## PROVIDED DATA
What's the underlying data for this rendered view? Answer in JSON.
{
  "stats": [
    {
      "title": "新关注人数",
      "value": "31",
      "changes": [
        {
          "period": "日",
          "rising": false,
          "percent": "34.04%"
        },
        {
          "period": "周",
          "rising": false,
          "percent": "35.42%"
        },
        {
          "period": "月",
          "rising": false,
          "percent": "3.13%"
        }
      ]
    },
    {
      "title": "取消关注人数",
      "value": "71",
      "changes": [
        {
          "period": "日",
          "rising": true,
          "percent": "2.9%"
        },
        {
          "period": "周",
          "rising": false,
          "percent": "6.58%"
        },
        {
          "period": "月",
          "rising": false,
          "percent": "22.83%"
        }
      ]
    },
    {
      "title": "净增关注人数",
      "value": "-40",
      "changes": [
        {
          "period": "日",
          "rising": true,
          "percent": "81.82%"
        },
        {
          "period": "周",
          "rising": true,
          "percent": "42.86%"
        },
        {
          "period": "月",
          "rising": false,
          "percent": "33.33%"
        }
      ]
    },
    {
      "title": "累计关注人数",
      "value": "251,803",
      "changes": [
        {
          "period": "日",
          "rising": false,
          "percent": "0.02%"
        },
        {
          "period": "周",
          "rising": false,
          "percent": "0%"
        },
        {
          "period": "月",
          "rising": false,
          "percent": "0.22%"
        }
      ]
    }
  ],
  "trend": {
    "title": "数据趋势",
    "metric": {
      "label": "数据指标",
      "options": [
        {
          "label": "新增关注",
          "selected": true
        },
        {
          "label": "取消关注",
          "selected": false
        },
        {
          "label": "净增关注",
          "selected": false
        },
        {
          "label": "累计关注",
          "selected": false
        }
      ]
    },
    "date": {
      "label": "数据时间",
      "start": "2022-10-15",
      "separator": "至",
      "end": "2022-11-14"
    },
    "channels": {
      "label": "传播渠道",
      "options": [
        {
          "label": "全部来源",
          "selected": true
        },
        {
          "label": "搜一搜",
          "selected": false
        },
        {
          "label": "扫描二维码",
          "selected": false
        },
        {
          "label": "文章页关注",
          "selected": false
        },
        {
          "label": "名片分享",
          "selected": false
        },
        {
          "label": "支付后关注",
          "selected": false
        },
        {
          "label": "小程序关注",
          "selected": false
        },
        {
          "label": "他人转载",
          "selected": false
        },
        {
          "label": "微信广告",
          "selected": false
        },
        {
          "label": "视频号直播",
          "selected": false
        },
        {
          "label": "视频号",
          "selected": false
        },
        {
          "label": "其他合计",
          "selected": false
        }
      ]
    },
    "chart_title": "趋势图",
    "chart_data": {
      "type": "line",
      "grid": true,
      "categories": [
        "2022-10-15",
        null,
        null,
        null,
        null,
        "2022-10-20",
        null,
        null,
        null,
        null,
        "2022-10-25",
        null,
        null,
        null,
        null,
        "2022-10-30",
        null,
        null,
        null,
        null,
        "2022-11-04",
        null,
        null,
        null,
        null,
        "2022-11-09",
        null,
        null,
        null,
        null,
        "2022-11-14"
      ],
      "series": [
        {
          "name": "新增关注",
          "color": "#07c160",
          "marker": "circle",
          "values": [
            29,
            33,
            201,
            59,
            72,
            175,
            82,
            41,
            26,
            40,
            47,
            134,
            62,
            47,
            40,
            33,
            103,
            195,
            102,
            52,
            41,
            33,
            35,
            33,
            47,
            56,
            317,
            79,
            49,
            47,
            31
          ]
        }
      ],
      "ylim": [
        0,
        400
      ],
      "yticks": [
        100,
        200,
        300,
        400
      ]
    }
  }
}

## GOAL OF THE EXERCISE
Report only the number of lines in the listing that contain the word "percent".

## SOLUTION
12